Records that describe figures:
══════════════════════════════

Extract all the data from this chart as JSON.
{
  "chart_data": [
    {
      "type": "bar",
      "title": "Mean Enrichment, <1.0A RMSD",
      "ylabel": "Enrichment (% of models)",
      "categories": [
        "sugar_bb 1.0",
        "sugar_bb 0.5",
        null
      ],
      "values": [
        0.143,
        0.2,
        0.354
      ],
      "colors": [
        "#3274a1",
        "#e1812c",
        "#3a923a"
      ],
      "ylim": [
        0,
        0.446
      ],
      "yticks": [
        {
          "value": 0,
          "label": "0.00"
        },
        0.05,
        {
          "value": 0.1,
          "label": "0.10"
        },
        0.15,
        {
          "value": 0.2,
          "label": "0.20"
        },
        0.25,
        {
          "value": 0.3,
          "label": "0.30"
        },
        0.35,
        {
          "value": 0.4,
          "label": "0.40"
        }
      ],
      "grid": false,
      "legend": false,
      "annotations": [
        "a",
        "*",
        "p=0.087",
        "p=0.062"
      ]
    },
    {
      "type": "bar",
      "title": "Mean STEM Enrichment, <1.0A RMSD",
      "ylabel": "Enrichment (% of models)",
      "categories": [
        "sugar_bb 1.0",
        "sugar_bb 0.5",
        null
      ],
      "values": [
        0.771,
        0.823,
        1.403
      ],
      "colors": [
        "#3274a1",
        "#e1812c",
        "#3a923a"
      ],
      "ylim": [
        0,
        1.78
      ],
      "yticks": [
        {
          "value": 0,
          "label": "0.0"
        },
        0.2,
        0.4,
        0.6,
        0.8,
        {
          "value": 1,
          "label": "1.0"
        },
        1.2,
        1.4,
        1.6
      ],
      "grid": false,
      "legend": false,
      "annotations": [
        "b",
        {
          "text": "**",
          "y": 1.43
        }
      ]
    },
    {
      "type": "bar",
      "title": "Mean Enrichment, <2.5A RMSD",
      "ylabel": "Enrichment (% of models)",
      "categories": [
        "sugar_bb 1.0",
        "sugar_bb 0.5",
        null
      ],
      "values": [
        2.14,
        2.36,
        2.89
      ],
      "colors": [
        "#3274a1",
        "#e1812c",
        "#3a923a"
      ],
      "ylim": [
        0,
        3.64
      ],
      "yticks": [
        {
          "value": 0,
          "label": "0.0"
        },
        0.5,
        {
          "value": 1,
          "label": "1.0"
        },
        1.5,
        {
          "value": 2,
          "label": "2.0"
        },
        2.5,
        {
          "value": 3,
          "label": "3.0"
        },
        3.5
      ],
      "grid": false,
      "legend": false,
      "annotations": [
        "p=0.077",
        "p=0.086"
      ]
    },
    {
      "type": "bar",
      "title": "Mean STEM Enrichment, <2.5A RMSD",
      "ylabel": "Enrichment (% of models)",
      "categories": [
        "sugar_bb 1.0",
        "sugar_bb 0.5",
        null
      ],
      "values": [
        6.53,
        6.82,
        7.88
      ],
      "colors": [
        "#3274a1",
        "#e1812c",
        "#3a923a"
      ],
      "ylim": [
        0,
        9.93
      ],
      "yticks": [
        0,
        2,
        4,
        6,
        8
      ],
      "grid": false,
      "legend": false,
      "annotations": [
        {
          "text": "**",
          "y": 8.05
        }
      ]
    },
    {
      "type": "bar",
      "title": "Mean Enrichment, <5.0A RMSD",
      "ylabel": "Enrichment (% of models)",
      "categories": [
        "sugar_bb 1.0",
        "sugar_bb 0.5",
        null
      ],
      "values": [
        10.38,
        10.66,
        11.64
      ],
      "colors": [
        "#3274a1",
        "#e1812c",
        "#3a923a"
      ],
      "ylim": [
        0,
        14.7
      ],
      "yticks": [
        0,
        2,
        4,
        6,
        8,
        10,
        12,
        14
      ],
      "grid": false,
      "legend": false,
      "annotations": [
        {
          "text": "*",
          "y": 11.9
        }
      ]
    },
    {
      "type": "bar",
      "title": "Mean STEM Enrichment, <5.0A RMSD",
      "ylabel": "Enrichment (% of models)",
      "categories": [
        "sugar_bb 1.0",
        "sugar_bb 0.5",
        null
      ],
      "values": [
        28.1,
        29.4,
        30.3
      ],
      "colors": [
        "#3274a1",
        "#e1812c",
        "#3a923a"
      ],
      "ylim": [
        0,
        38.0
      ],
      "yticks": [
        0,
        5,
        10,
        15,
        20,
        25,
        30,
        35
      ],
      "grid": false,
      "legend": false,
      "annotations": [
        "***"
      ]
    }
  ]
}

══════════════════════════════

» **Exercise objective**: Exact copies of all the records are required.

» **Complete response**:
Extract all the data from this chart as JSON.
{
  "chart_data": [
    {
      "type": "bar",
      "title": "Mean Enrichment, <1.0A RMSD",
      "ylabel": "Enrichment (% of models)",
      "categories": [
        "sugar_bb 1.0",
        "sugar_bb 0.5",
        null
      ],
      "values": [
        0.143,
        0.2,
        0.354
      ],
      "colors": [
        "#3274a1",
        "#e1812c",
        "#3a923a"
      ],
      "ylim": [
        0,
        0.446
      ],
      "yticks": [
        {
          "value": 0,
          "label": "0.00"
        },
        0.05,
        {
          "value": 0.1,
          "label": "0.10"
        },
        0.15,
        {
          "value": 0.2,
          "label": "0.20"
        },
        0.25,
        {
          "value": 0.3,
          "label": "0.30"
        },
        0.35,
        {
          "value": 0.4,
          "label": "0.40"
        }
      ],
      "grid": false,
      "legend": false,
      "annotations": [
        "a",
        "*",
        "p=0.087",
        "p=0.062"
      ]
    },
    {
      "type": "bar",
      "title": "Mean STEM Enrichment, <1.0A RMSD",
      "ylabel": "Enrichment (% of models)",
      "categories": [
        "sugar_bb 1.0",
        "sugar_bb 0.5",
        null
      ],
      "values": [
        0.771,
        0.823,
        1.403
      ],
      "colors": [
        "#3274a1",
        "#e1812c",
        "#3a923a"
      ],
      "ylim": [
        0,
        1.78
      ],
      "yticks": [
        {
          "value": 0,
          "label": "0.0"
        },
        0.2,
        0.4,
        0.6,
        0.8,
        {
          "value": 1,
          "label": "1.0"
        },
        1.2,
        1.4,
        1.6
      ],
      "grid": false,
      "legend": false,
      "annotations": [
        "b",
        {
          "text": "**",
          "y": 1.43
        }
      ]
    },
    {
      "type": "bar",
      "title": "Mean Enrichment, <2.5A RMSD",
      "ylabel": "Enrichment (% of models)",
      "categories": [
        "sugar_bb 1.0",
        "sugar_bb 0.5",
        null
      ],
      "values": [
        2.14,
        2.36,
        2.89
      ],
      "colors": [
        "#3274a1",
        "#e1812c",
        "#3a923a"
      ],
      "ylim": [
        0,
        3.64
      ],
      "yticks": [
        {
          "value": 0,
          "label": "0.0"
        },
        0.5,
        {
          "value": 1,
          "label": "1.0"
        },
        1.5,
        {
          "value": 2,
          "label": "2.0"
        },
        2.5,
        {
          "value": 3,
          "label": "3.0"
        },
        3.5
      ],
      "grid": false,
      "legend": false,
      "annotations": [
        "p=0.077",
        "p=0.086"
      ]
    },
    {
      "type": "bar",
      "title": "Mean STEM Enrichment, <2.5A RMSD",
      "ylabel": "Enrichment (% of models)",
      "categories": [
        "sugar_bb 1.0",
        "sugar_bb 0.5",
        null
      ],
      "values": [
        6.53,
        6.82,
        7.88
      ],
      "colors": [
        "#3274a1",
        "#e1812c",
        "#3a923a"
      ],
      "ylim": [
        0,
        9.93
      ],
      "yticks": [
        0,
        2,
        4,
        6,
        8
      ],
      "grid": false,
      "legend": false,
      "annotations": [
        {
          "text": "**",
          "y": 8.05
        }
      ]
    },
    {
      "type": "bar",
      "title": "Mean Enrichment, <5.0A RMSD",
      "ylabel": "Enrichment (% of models)",
      "categories": [
        "sugar_bb 1.0",
        "sugar_bb 0.5",
        null
      ],
      "values": [
        10.38,
        10.66,
        11.64
      ],
      "colors": [
        "#3274a1",
        "#e1812c",
        "#3a923a"
      ],
      "ylim": [
        0,
        14.7
      ],
      "yticks": [
        0,
        2,
        4,
        6,
        8,
        10,
        12,
        14
      ],
      "grid": false,
      "legend": false,
      "annotations": [
        {
          "text": "*",
          "y": 11.9
        }
      ]
    },
    {
      "type": "bar",
      "title": "Mean STEM Enrichment, <5.0A RMSD",
      "ylabel": "Enrichment (% of models)",
      "categories": [
        "sugar_bb 1.0",
        "sugar_bb 0.5",
        null
      ],
      "values": [
        28.1,
        29.4,
        30.3
      ],
      "colors": [
        "#3274a1",
        "#e1812c",
        "#3a923a"
      ],
      "ylim": [
        0,
        38.0
      ],
      "yticks": [
        0,
        5,
        10,
        15,
        20,
        25,
        30,
        35
      ],
      "grid": false,
      "legend": false,
      "annotations": [
        "***"
      ]
    }
  ]
}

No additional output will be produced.